##### SOURCE RECORDS #####

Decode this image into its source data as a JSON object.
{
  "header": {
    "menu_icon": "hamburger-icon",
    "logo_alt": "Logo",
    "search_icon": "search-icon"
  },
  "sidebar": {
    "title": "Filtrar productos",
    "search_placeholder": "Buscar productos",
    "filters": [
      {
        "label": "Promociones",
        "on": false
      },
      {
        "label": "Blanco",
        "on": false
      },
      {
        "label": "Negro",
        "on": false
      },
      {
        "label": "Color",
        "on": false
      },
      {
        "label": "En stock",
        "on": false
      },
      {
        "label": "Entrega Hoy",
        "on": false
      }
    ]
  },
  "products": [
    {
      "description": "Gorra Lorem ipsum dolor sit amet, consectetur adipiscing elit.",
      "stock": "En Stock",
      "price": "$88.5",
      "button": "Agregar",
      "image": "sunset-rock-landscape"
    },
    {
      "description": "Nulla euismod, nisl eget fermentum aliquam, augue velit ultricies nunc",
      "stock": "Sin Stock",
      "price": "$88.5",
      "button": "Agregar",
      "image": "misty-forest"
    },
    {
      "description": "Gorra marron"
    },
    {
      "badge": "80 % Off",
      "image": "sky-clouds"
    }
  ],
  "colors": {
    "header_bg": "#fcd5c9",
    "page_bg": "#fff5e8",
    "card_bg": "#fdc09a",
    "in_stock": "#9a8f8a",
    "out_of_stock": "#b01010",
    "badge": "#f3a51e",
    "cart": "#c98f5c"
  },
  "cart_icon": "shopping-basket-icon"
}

#####

*DIRECTIVE:* Copy out the lines in which the string "description" appears.

*THE ANSWER:*
      "description": "Gorra Lorem ipsum dolor sit amet, consectetur adipiscing elit.",
      "description": "Nulla euismod, nisl eget fermentum aliquam, augue velit ultricies nunc",
      "description": "Gorra marron"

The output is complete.